• [Your assignment]:
When "start" occurs in a line of the material, copy that line.

• [Data for this exercise]:
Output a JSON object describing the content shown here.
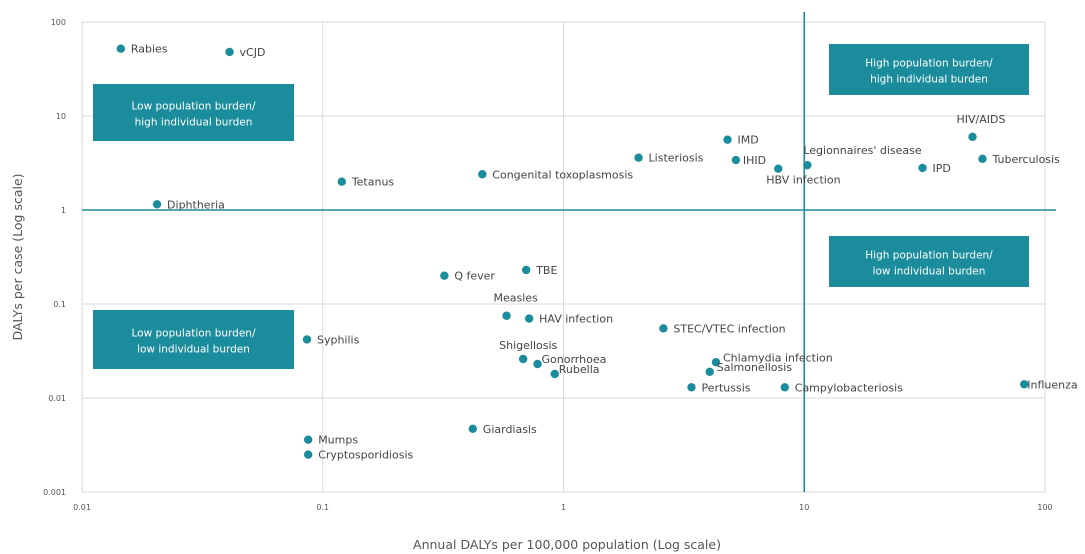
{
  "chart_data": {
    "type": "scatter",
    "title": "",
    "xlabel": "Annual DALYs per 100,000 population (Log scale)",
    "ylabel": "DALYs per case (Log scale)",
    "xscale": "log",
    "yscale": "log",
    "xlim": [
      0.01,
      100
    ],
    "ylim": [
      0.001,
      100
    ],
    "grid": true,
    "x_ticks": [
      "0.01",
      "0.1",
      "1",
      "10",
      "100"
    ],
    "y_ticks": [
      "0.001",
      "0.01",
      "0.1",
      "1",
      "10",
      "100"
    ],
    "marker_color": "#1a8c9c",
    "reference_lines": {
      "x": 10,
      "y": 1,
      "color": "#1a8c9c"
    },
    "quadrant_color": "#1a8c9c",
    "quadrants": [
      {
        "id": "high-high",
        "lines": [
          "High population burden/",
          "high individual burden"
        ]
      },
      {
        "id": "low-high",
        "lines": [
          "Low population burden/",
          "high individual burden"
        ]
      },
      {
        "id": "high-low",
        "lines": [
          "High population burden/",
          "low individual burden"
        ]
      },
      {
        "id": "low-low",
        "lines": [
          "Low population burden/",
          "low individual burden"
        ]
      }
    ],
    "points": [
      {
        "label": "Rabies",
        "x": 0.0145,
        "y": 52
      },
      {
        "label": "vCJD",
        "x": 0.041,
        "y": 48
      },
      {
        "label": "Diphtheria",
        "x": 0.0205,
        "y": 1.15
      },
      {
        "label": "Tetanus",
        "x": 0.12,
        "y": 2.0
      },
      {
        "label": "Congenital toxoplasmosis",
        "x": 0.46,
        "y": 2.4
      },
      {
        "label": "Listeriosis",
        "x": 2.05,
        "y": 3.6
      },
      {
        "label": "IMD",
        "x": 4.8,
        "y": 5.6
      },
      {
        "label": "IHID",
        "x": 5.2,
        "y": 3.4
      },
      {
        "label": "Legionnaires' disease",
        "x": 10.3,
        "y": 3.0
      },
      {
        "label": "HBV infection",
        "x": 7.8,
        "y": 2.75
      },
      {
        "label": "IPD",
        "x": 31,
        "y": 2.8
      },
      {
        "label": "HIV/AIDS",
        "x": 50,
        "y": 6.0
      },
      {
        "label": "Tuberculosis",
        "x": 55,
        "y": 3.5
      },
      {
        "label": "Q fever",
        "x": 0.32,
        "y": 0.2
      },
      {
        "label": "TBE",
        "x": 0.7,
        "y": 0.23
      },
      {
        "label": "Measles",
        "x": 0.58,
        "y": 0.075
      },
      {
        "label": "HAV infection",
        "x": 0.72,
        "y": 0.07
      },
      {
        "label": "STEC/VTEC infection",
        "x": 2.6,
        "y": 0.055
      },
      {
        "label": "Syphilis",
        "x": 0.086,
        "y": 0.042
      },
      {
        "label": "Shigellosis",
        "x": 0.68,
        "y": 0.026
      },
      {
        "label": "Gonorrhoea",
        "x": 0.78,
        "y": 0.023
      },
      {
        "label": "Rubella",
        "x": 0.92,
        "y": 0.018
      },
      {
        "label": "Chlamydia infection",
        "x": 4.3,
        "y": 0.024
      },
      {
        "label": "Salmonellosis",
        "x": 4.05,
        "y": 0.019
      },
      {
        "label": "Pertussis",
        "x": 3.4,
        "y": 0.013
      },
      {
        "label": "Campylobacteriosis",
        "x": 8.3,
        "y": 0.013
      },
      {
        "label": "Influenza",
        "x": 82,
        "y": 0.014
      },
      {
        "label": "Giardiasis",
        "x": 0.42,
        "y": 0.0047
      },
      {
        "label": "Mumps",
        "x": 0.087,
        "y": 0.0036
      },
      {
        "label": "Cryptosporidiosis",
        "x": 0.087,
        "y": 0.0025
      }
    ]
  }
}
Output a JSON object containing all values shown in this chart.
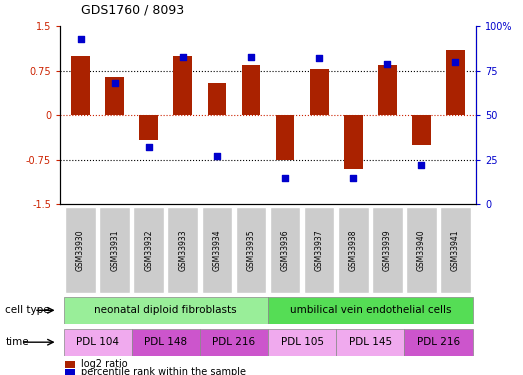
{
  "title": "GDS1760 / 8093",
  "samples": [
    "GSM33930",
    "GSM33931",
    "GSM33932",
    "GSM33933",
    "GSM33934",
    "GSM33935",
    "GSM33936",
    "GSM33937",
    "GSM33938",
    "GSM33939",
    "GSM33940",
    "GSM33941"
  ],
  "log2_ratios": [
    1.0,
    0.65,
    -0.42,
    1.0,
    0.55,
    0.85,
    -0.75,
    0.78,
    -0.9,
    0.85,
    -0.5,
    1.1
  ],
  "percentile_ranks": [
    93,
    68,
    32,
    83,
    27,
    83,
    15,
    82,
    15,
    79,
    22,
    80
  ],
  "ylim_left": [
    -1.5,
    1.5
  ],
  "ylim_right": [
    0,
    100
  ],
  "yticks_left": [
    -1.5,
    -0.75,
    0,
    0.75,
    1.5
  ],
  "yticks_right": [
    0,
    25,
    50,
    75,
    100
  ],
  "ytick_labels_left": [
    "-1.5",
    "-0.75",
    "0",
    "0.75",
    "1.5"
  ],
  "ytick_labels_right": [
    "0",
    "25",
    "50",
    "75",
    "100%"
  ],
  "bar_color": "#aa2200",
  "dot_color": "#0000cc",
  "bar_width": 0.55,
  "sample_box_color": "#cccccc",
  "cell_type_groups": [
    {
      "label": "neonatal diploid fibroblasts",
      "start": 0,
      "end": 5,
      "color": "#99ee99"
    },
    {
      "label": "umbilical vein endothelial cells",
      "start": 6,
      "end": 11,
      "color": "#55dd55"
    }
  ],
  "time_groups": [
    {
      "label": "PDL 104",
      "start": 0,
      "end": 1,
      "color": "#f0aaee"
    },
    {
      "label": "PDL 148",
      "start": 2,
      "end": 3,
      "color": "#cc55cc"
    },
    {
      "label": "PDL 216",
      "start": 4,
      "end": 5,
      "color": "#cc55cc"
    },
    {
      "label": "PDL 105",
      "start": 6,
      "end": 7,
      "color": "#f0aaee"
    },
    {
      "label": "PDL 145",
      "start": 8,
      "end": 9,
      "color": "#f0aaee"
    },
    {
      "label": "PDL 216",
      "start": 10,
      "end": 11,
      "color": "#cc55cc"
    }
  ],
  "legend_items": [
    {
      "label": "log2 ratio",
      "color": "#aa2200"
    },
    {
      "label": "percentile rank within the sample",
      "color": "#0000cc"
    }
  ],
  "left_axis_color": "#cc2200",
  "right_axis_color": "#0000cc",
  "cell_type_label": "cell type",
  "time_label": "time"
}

• [Solution for this exercise]:
      "start": 0,
      "start": 6,
      "start": 0,
      "start": 2,
      "start": 4,
      "start": 6,
      "start": 8,
      "start": 10,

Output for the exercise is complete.